Records shown:
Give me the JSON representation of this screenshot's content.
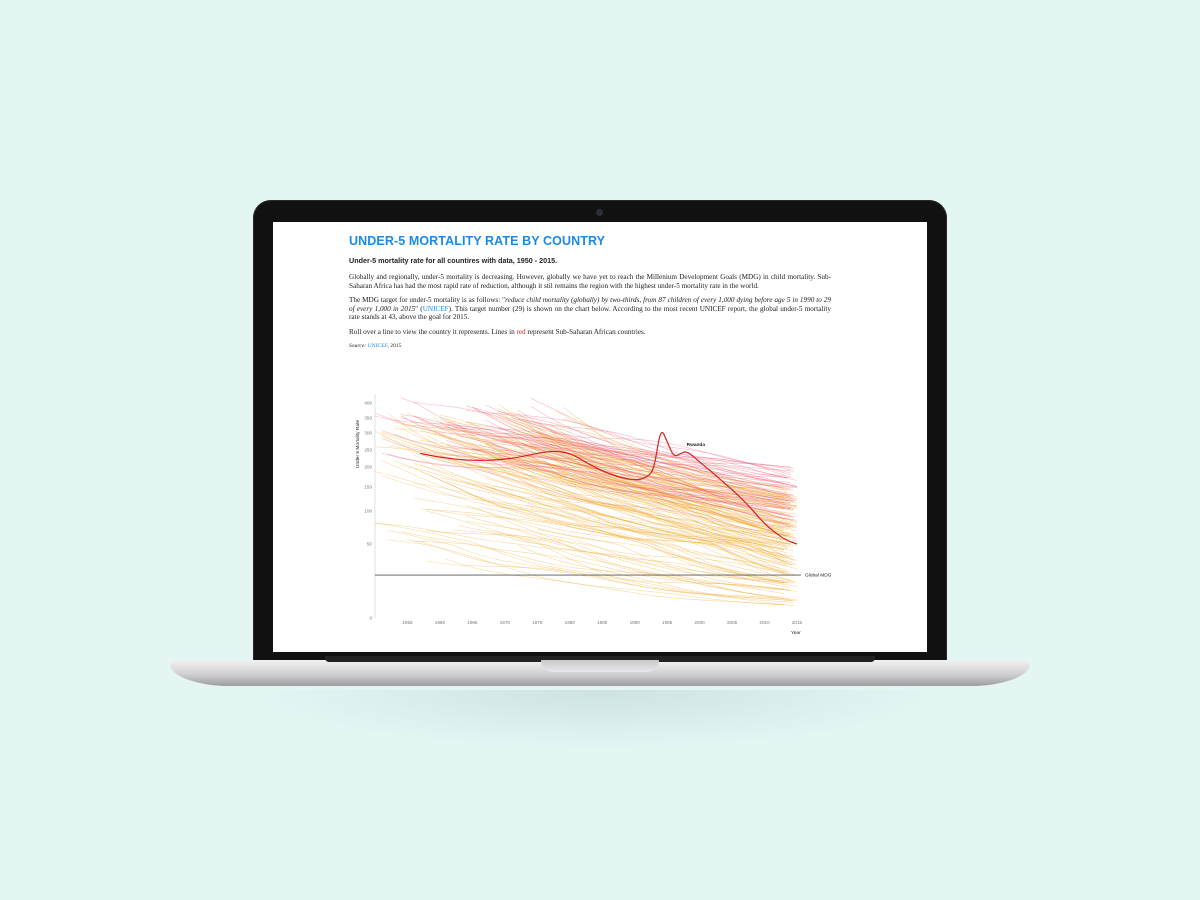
{
  "page": {
    "title": "UNDER-5 MORTALITY RATE BY COUNTRY",
    "subtitle": "Under-5 mortality rate for all countires with data, 1950 - 2015.",
    "para1": "Globally and regionally, under-5 mortality is decreasing. However, globally we have yet to reach the Millenium Development Goals (MDG) in child mortality. Sub-Saharan Africa has had the most rapid rate of reduction, although it stil remains the region with the highest under-5 mortality rate in the world.",
    "para2_a": "The MDG target for under-5 mortality is as follows: \"",
    "para2_b": "reduce child mortality (globally) by two-thirds, from 87 children of every 1,000 dying before age 5 in 1990 to 29 of every 1,000 in 2015",
    "para2_c": "\" (",
    "para2_link": "UNICEF",
    "para2_d": "). This target number (29) is shown on the chart below. According to the most recent UNICEF report, the global under-5 mortality rate stands at 43, above the goal for 2015.",
    "para3_a": "Roll over a line to view the country it represents. Lines in ",
    "para3_red": "red",
    "para3_b": " represent Sub-Saharan African countries.",
    "source_label": "Source:",
    "source_link": "UNICEF",
    "source_year": ", 2015"
  },
  "colors": {
    "background": "#e3f6f4",
    "title": "#1a8ae6",
    "ssa_line": "#f0506e",
    "other_line": "#f5a623",
    "highlight": "#d8201f",
    "mdg_line": "#555555"
  },
  "chart_data": {
    "type": "line",
    "title": "",
    "xlabel": "Year",
    "ylabel": "Under 5 Mortality Rate",
    "xlim": [
      1950,
      2015
    ],
    "ylim": [
      0,
      420
    ],
    "x_ticks": [
      1955,
      1960,
      1965,
      1970,
      1975,
      1980,
      1985,
      1990,
      1995,
      2000,
      2005,
      2010,
      2015
    ],
    "y_ticks": [
      0,
      50,
      100,
      150,
      200,
      250,
      300,
      350,
      400
    ],
    "reference_line": {
      "name": "Global MDG",
      "value": 29
    },
    "highlight_series": {
      "name": "Rwanda",
      "points": [
        [
          1957,
          240
        ],
        [
          1960,
          228
        ],
        [
          1965,
          218
        ],
        [
          1970,
          222
        ],
        [
          1973,
          232
        ],
        [
          1977,
          248
        ],
        [
          1980,
          242
        ],
        [
          1983,
          208
        ],
        [
          1986,
          182
        ],
        [
          1990,
          165
        ],
        [
          1992,
          175
        ],
        [
          1993,
          195
        ],
        [
          1994,
          320
        ],
        [
          1995,
          275
        ],
        [
          1996,
          230
        ],
        [
          1997,
          238
        ],
        [
          1998,
          248
        ],
        [
          2000,
          215
        ],
        [
          2003,
          172
        ],
        [
          2007,
          120
        ],
        [
          2010,
          80
        ],
        [
          2013,
          57
        ],
        [
          2015,
          50
        ]
      ]
    },
    "series_count_ssa": 48,
    "series_count_other": 140
  }
}
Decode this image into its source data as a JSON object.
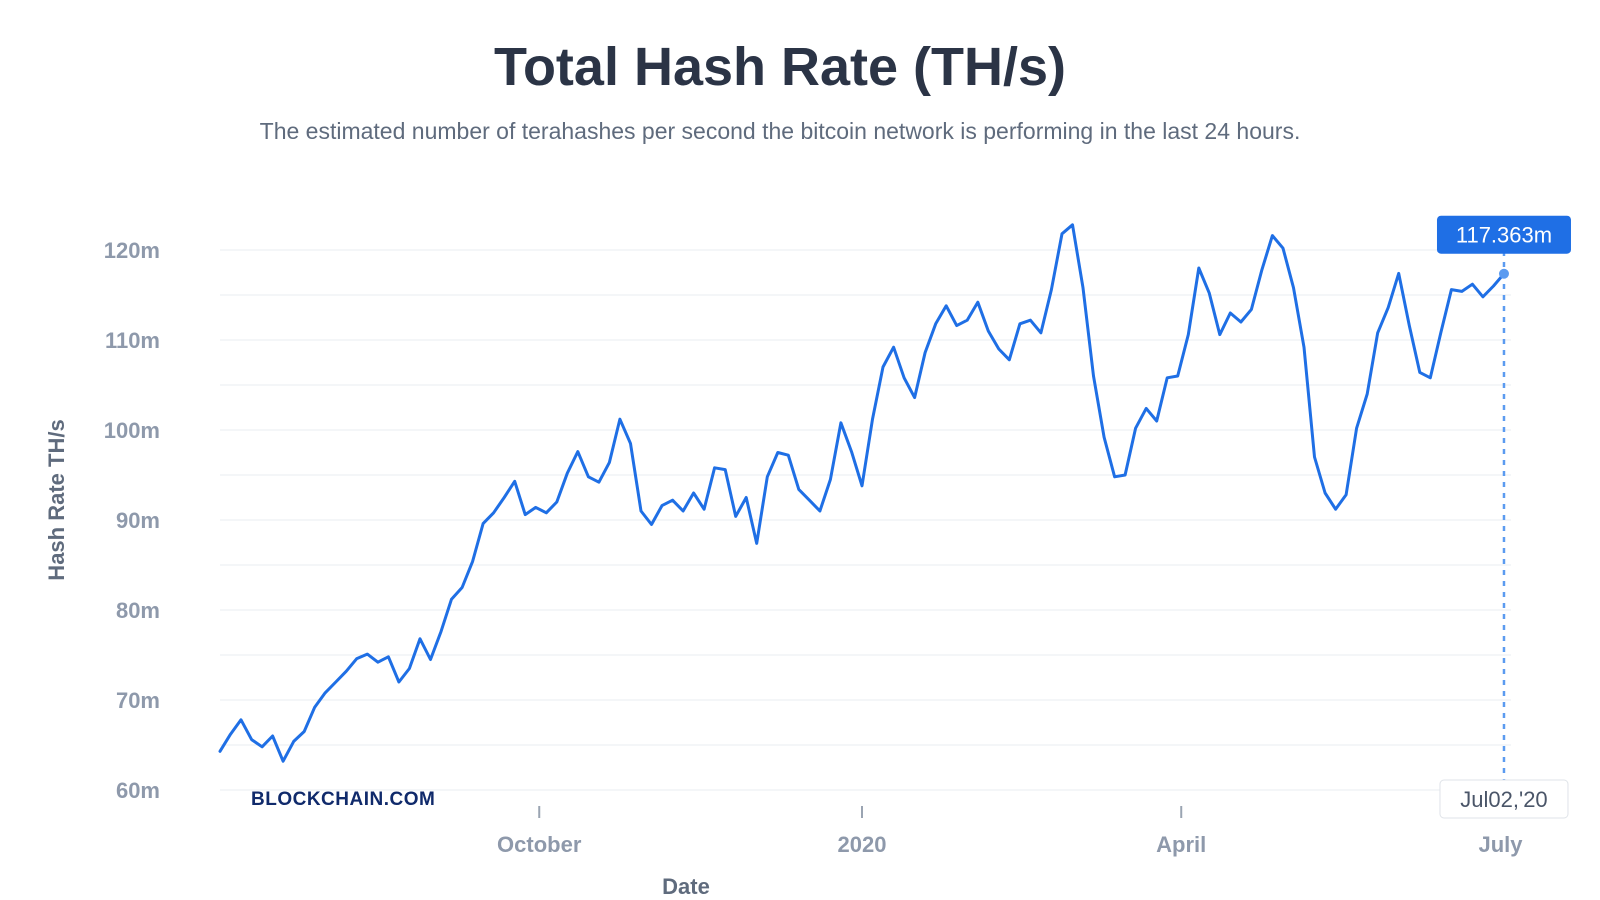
{
  "page": {
    "title": "Total Hash Rate (TH/s)",
    "subtitle": "The estimated number of terahashes per second the bitcoin network is performing in the last 24 hours.",
    "watermark": "BLOCKCHAIN.COM"
  },
  "tooltip": {
    "value_label": "117.363m",
    "date_label": "Jul02,'20"
  },
  "colors": {
    "line": "#1f6fe5",
    "tooltip_bg": "#1f6fe5",
    "grid": "#e8ecf1",
    "crosshair": "#5b9bf0"
  },
  "chart_data": {
    "type": "line",
    "title": "Total Hash Rate (TH/s)",
    "subtitle": "The estimated number of terahashes per second the bitcoin network is performing in the last 24 hours.",
    "xlabel": "Date",
    "ylabel": "Hash Rate TH/s",
    "xlim": [
      "2019-07-02",
      "2020-07-04"
    ],
    "ylim": [
      60,
      122
    ],
    "yticks": [
      60,
      70,
      80,
      90,
      100,
      110,
      120
    ],
    "yticklabels": [
      "60m",
      "70m",
      "80m",
      "90m",
      "100m",
      "110m",
      "120m"
    ],
    "xticks": [
      "2019-10-01",
      "2020-01-01",
      "2020-04-01",
      "2020-07-01"
    ],
    "xticklabels": [
      "October",
      "2020",
      "April",
      "July"
    ],
    "grid": true,
    "legend": "none",
    "highlight": {
      "x": "2020-07-02",
      "y": 117.363
    },
    "series": [
      {
        "points": [
          [
            "2019-07-02",
            64.3
          ],
          [
            "2019-07-05",
            66.2
          ],
          [
            "2019-07-08",
            67.8
          ],
          [
            "2019-07-11",
            65.6
          ],
          [
            "2019-07-14",
            64.8
          ],
          [
            "2019-07-17",
            66.0
          ],
          [
            "2019-07-20",
            63.2
          ],
          [
            "2019-07-23",
            65.4
          ],
          [
            "2019-07-26",
            66.5
          ],
          [
            "2019-07-29",
            69.2
          ],
          [
            "2019-08-01",
            70.8
          ],
          [
            "2019-08-04",
            72.0
          ],
          [
            "2019-08-07",
            73.2
          ],
          [
            "2019-08-10",
            74.6
          ],
          [
            "2019-08-13",
            75.1
          ],
          [
            "2019-08-16",
            74.2
          ],
          [
            "2019-08-19",
            74.8
          ],
          [
            "2019-08-22",
            72.0
          ],
          [
            "2019-08-25",
            73.5
          ],
          [
            "2019-08-28",
            76.8
          ],
          [
            "2019-08-31",
            74.5
          ],
          [
            "2019-09-03",
            77.6
          ],
          [
            "2019-09-06",
            81.2
          ],
          [
            "2019-09-09",
            82.5
          ],
          [
            "2019-09-12",
            85.4
          ],
          [
            "2019-09-15",
            89.6
          ],
          [
            "2019-09-18",
            90.8
          ],
          [
            "2019-09-21",
            92.5
          ],
          [
            "2019-09-24",
            94.3
          ],
          [
            "2019-09-27",
            90.6
          ],
          [
            "2019-09-30",
            91.4
          ],
          [
            "2019-10-03",
            90.8
          ],
          [
            "2019-10-06",
            92.0
          ],
          [
            "2019-10-09",
            95.2
          ],
          [
            "2019-10-12",
            97.6
          ],
          [
            "2019-10-15",
            94.8
          ],
          [
            "2019-10-18",
            94.2
          ],
          [
            "2019-10-21",
            96.4
          ],
          [
            "2019-10-24",
            101.2
          ],
          [
            "2019-10-27",
            98.5
          ],
          [
            "2019-10-30",
            91.0
          ],
          [
            "2019-11-02",
            89.5
          ],
          [
            "2019-11-05",
            91.6
          ],
          [
            "2019-11-08",
            92.2
          ],
          [
            "2019-11-11",
            91.0
          ],
          [
            "2019-11-14",
            93.0
          ],
          [
            "2019-11-17",
            91.2
          ],
          [
            "2019-11-20",
            95.8
          ],
          [
            "2019-11-23",
            95.6
          ],
          [
            "2019-11-26",
            90.4
          ],
          [
            "2019-11-29",
            92.5
          ],
          [
            "2019-12-02",
            87.4
          ],
          [
            "2019-12-05",
            94.8
          ],
          [
            "2019-12-08",
            97.5
          ],
          [
            "2019-12-11",
            97.2
          ],
          [
            "2019-12-14",
            93.4
          ],
          [
            "2019-12-17",
            92.2
          ],
          [
            "2019-12-20",
            91.0
          ],
          [
            "2019-12-23",
            94.5
          ],
          [
            "2019-12-26",
            100.8
          ],
          [
            "2019-12-29",
            97.6
          ],
          [
            "2020-01-01",
            93.8
          ],
          [
            "2020-01-04",
            101.2
          ],
          [
            "2020-01-07",
            107.0
          ],
          [
            "2020-01-10",
            109.2
          ],
          [
            "2020-01-13",
            105.8
          ],
          [
            "2020-01-16",
            103.6
          ],
          [
            "2020-01-19",
            108.6
          ],
          [
            "2020-01-22",
            111.8
          ],
          [
            "2020-01-25",
            113.8
          ],
          [
            "2020-01-28",
            111.6
          ],
          [
            "2020-01-31",
            112.2
          ],
          [
            "2020-02-03",
            114.2
          ],
          [
            "2020-02-06",
            111.0
          ],
          [
            "2020-02-09",
            109.0
          ],
          [
            "2020-02-12",
            107.8
          ],
          [
            "2020-02-15",
            111.8
          ],
          [
            "2020-02-18",
            112.2
          ],
          [
            "2020-02-21",
            110.8
          ],
          [
            "2020-02-24",
            115.6
          ],
          [
            "2020-02-27",
            121.8
          ],
          [
            "2020-03-01",
            122.8
          ],
          [
            "2020-03-04",
            115.8
          ],
          [
            "2020-03-07",
            106.0
          ],
          [
            "2020-03-10",
            99.2
          ],
          [
            "2020-03-13",
            94.8
          ],
          [
            "2020-03-16",
            95.0
          ],
          [
            "2020-03-19",
            100.2
          ],
          [
            "2020-03-22",
            102.4
          ],
          [
            "2020-03-25",
            101.0
          ],
          [
            "2020-03-28",
            105.8
          ],
          [
            "2020-03-31",
            106.0
          ],
          [
            "2020-04-03",
            110.6
          ],
          [
            "2020-04-06",
            118.0
          ],
          [
            "2020-04-09",
            115.2
          ],
          [
            "2020-04-12",
            110.6
          ],
          [
            "2020-04-15",
            113.0
          ],
          [
            "2020-04-18",
            112.0
          ],
          [
            "2020-04-21",
            113.4
          ],
          [
            "2020-04-24",
            117.8
          ],
          [
            "2020-04-27",
            121.6
          ],
          [
            "2020-04-30",
            120.2
          ],
          [
            "2020-05-03",
            115.8
          ],
          [
            "2020-05-06",
            109.2
          ],
          [
            "2020-05-09",
            97.0
          ],
          [
            "2020-05-12",
            93.0
          ],
          [
            "2020-05-15",
            91.2
          ],
          [
            "2020-05-18",
            92.8
          ],
          [
            "2020-05-21",
            100.2
          ],
          [
            "2020-05-24",
            104.0
          ],
          [
            "2020-05-27",
            110.8
          ],
          [
            "2020-05-30",
            113.6
          ],
          [
            "2020-06-02",
            117.4
          ],
          [
            "2020-06-05",
            111.6
          ],
          [
            "2020-06-08",
            106.4
          ],
          [
            "2020-06-11",
            105.8
          ],
          [
            "2020-06-14",
            110.8
          ],
          [
            "2020-06-17",
            115.6
          ],
          [
            "2020-06-20",
            115.4
          ],
          [
            "2020-06-23",
            116.2
          ],
          [
            "2020-06-26",
            114.8
          ],
          [
            "2020-06-29",
            116.0
          ],
          [
            "2020-07-02",
            117.363
          ]
        ]
      }
    ]
  }
}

Aim:
Gather up the lines containing the word "target" from these records and copy them.

Task response:
    "para2_a": "The MDG target for under-5 mortality is as follows: \"",
    "para2_d": "). This target number (29) is shown on the chart below. According to the most recent UNICEF report, the global under-5 mortality rate stands at 43, above the goal for 2015.",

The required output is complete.